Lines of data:
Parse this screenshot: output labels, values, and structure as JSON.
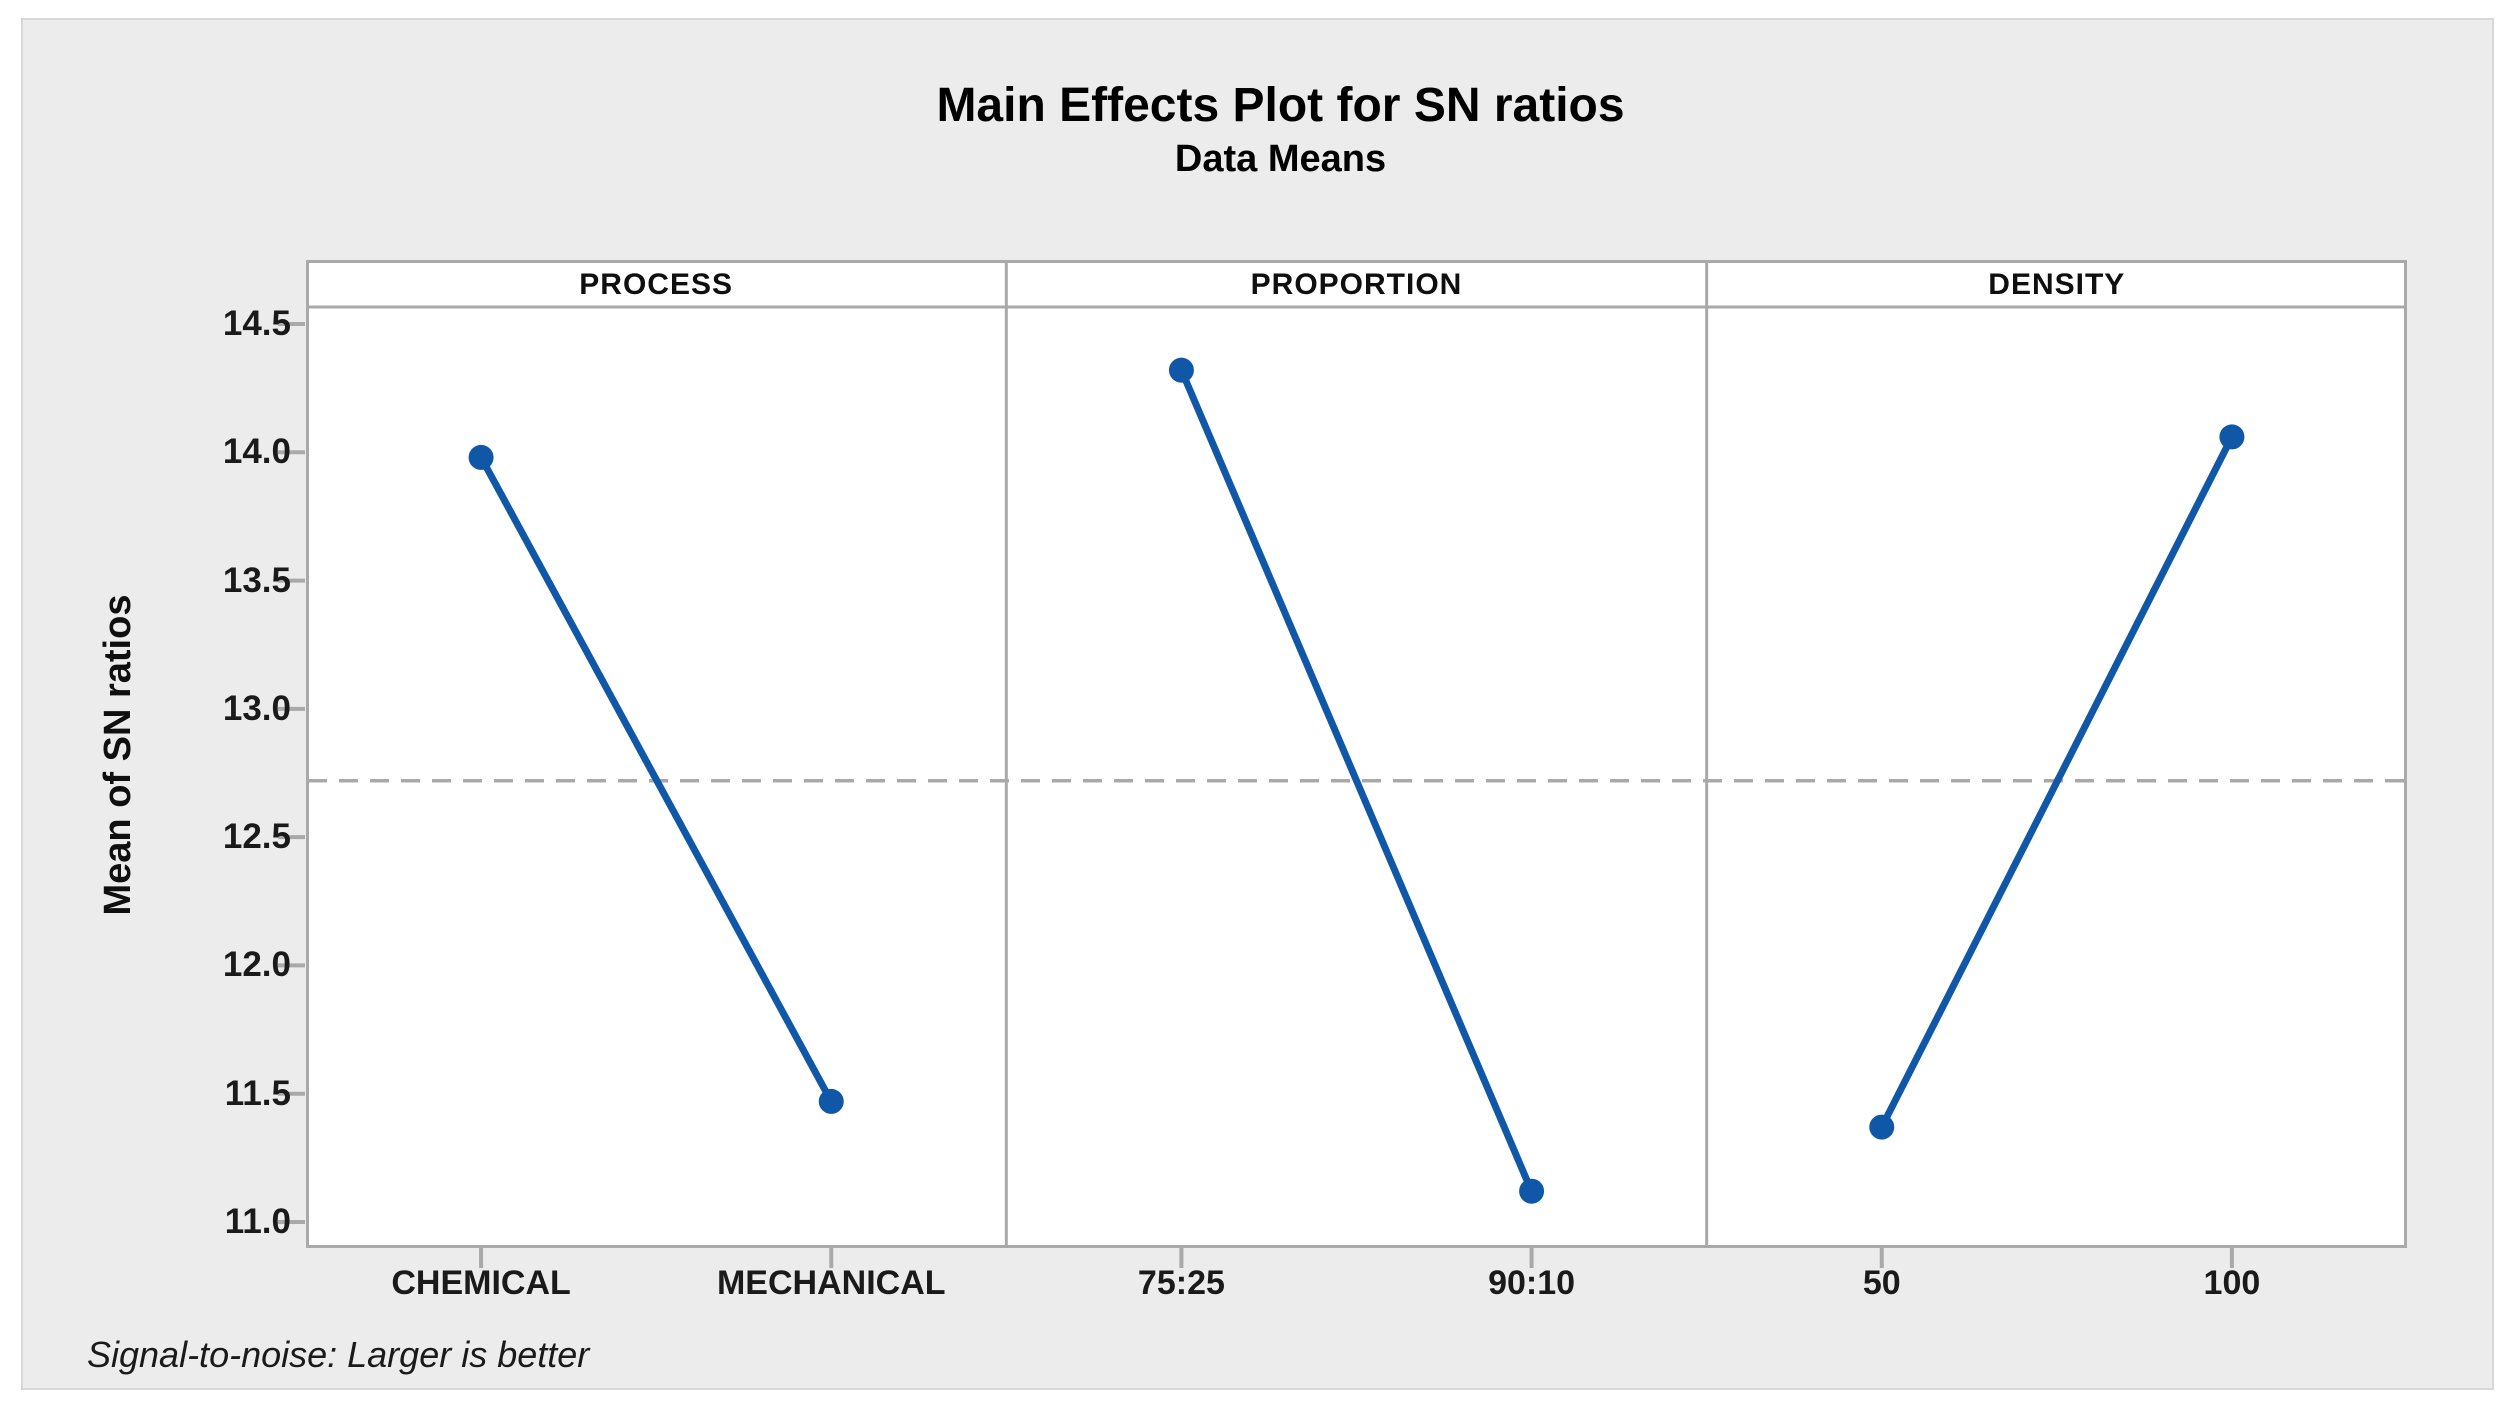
{
  "colors": {
    "series_blue": "#1057A8",
    "plot_border_gray": "#A9A9A9",
    "reference_line_gray": "#A9A9A9",
    "figure_background": "#ECECEC",
    "panel_background": "#FFFFFF"
  },
  "chart_data": {
    "type": "line",
    "title": "Main Effects Plot for SN ratios",
    "subtitle": "Data Means",
    "ylabel": "Mean of SN ratios",
    "ylim": [
      10.9,
      14.75
    ],
    "yticks": [
      "14.5",
      "14.0",
      "13.5",
      "13.0",
      "12.5",
      "12.0",
      "11.5",
      "11.0"
    ],
    "ref_line": 12.72,
    "grid": false,
    "legend": "none",
    "panels": [
      {
        "label": "PROCESS",
        "categories": [
          "CHEMICAL",
          "MECHANICAL"
        ],
        "values": [
          13.98,
          11.47
        ]
      },
      {
        "label": "PROPORTION",
        "categories": [
          "75:25",
          "90:10"
        ],
        "values": [
          14.32,
          11.12
        ]
      },
      {
        "label": "DENSITY",
        "categories": [
          "50",
          "100"
        ],
        "values": [
          11.37,
          14.06
        ]
      }
    ],
    "footnote": "Signal-to-noise: Larger is better"
  }
}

# EXERCISE TASK:
How many lines in the listing above contain "ratios"? Answer with the number alone.

# RESPONSE TO THE EXERCISE:
2